| To be done |
Put the part of the records that opens with the line containing "Bar <box>361 384 383 390</box>" and closes with the line containing "Bar <box>236 332 259 390</box>" into a Markdown table with the columns Row and Line, numbering each row and leaving out any blank lines.

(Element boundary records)
#####

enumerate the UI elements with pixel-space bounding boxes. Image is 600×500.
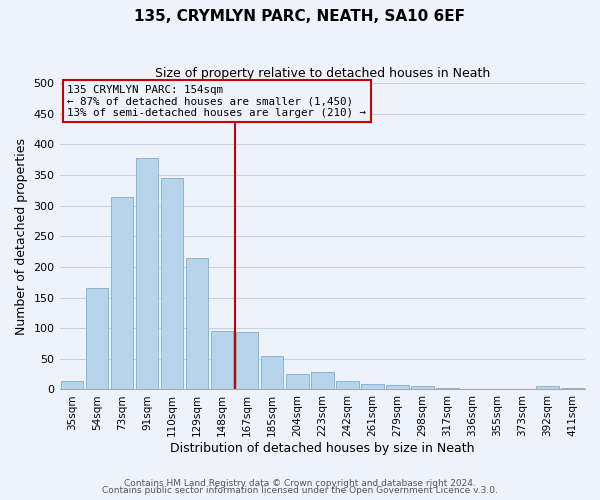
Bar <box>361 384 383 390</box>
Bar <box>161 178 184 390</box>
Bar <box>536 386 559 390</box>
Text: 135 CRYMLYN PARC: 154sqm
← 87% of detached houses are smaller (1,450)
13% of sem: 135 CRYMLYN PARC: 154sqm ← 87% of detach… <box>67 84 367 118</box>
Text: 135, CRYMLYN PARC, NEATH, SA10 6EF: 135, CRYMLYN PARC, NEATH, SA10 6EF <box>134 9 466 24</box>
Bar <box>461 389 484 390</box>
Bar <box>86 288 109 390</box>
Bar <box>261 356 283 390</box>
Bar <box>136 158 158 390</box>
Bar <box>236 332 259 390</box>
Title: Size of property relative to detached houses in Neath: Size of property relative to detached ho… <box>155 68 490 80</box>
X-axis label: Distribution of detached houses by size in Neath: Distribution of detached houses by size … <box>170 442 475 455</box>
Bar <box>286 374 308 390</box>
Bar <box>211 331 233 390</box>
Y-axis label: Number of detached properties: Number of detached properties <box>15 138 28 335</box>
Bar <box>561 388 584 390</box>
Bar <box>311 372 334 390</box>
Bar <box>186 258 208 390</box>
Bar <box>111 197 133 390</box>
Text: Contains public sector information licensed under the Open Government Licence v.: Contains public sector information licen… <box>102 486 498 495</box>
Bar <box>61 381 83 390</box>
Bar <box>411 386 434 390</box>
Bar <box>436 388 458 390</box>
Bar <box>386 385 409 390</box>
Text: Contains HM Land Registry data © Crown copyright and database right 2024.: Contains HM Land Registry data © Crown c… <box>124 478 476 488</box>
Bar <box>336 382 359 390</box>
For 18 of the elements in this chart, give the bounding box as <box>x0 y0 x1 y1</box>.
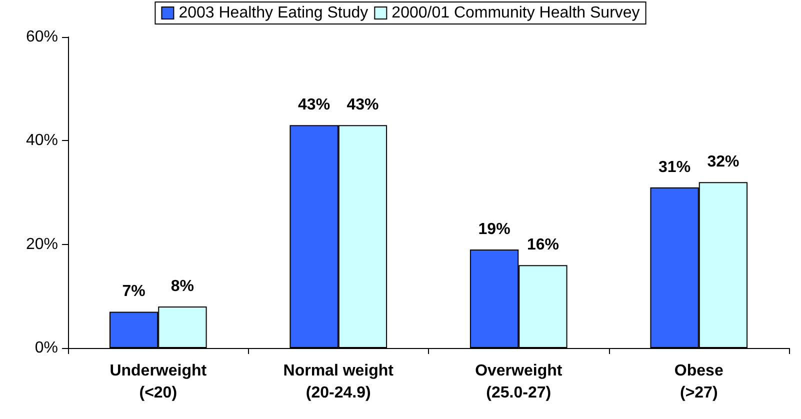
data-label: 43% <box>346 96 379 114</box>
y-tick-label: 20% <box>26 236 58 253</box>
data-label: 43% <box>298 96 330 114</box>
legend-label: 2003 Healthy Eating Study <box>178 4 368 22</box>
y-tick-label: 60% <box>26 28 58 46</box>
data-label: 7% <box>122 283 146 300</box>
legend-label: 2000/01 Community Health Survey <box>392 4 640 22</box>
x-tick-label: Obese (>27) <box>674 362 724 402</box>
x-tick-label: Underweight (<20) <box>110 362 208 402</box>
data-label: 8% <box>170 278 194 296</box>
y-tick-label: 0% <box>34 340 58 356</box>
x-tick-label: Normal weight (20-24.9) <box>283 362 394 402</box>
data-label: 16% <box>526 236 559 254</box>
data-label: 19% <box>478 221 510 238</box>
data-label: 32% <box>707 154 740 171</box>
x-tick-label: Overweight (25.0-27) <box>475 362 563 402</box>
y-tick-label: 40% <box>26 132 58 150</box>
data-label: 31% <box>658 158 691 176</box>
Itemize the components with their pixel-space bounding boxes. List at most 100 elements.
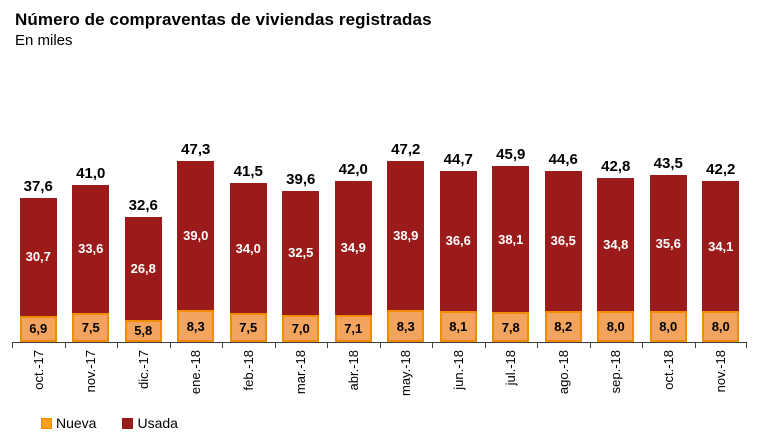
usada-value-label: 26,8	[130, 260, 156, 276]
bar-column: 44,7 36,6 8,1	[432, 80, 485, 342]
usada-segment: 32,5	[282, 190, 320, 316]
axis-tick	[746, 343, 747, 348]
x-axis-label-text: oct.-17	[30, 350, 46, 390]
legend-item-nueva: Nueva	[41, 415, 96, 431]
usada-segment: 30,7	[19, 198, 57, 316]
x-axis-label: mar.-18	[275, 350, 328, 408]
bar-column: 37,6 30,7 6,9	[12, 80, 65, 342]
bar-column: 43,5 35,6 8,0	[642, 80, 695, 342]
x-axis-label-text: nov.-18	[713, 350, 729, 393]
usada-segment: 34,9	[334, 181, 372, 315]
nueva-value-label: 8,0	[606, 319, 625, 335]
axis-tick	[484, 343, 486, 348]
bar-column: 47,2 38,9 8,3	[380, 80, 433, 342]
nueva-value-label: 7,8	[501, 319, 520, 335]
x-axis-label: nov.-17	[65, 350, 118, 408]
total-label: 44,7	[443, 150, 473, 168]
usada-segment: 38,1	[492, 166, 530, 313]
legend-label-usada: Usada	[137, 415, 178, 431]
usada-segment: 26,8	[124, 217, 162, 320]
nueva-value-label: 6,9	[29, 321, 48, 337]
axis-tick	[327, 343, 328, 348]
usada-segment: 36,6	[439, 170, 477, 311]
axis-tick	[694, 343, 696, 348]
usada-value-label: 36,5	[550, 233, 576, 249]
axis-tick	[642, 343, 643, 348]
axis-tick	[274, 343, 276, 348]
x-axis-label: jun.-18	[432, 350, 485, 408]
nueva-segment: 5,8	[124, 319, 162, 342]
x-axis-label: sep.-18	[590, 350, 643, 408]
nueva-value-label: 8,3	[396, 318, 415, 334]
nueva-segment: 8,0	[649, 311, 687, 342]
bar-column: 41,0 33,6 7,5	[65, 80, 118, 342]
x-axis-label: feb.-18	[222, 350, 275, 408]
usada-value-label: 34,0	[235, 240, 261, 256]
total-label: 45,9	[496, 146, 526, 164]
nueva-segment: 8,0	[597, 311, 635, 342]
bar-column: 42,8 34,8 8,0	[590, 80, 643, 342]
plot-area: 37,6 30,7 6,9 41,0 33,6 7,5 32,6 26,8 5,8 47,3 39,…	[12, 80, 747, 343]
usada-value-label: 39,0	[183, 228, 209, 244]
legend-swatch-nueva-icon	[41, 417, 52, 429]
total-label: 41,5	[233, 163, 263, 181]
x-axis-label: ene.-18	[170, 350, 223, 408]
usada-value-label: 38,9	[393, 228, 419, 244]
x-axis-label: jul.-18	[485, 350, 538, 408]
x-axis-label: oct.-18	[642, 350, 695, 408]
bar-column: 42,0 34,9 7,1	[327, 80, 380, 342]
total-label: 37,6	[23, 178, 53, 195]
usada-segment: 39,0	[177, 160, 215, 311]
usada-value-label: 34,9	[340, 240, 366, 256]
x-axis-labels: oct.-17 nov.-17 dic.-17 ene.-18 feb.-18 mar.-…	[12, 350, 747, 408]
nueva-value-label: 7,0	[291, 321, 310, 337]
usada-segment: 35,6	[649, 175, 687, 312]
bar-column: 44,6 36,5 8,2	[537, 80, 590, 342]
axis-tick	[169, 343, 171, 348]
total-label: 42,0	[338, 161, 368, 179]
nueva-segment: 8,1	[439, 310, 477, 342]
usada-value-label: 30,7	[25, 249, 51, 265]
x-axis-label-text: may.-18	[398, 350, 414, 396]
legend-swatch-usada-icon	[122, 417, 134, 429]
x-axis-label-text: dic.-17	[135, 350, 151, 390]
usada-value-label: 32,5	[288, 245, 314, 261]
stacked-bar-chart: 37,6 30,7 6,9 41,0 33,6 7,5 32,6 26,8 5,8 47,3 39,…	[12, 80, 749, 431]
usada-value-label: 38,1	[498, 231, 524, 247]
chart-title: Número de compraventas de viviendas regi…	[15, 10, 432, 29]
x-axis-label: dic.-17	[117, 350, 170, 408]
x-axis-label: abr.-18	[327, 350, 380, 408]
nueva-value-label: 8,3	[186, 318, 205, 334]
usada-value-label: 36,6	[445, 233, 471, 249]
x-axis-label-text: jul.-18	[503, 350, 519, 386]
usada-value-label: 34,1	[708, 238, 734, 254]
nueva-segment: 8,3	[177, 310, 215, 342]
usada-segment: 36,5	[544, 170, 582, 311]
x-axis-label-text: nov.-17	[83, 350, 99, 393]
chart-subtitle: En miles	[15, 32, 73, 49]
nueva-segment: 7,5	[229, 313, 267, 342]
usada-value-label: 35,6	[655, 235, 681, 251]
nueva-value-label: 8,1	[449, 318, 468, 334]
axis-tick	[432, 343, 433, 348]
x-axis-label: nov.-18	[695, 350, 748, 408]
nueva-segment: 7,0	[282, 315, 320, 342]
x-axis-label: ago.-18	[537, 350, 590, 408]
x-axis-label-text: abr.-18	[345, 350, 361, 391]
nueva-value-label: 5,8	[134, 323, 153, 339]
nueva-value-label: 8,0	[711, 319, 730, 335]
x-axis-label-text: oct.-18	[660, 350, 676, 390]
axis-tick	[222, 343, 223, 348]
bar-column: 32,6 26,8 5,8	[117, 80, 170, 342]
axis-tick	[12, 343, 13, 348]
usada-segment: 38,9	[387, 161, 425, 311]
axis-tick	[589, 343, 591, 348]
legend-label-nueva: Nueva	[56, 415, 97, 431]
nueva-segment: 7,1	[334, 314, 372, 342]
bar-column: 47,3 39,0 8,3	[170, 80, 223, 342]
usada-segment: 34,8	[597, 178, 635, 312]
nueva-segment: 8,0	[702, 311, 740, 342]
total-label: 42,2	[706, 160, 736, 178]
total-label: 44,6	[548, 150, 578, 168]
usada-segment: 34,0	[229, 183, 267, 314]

#####

| Output for this task |
| Row | Line |
|---|---|
| 1 | Bar <box>361 384 383 390</box> |
| 2 | Bar <box>161 178 184 390</box> |
| 3 | Bar <box>536 386 559 390</box> |
| 4 | Text: 135 CRYMLYN PARC: 154sqm |
| 5 | ← 87% of detached houses are smaller (1,450) |
| 6 | 13% of sem: 135 CRYMLYN PARC: 154sqm ← 87% of detach… <box>67 84 367 118</box> |
| 7 | Text: 135, CRYMLYN PARC, NEATH, SA10 6EF: 135, CRYMLYN PARC, NEATH, SA10 6EF <box>134 9 466 24</box> |
| 8 | Bar <box>461 389 484 390</box> |
| 9 | Bar <box>86 288 109 390</box> |
| 10 | Bar <box>261 356 283 390</box> |
| 11 | Bar <box>136 158 158 390</box> |
| 12 | Bar <box>236 332 259 390</box> |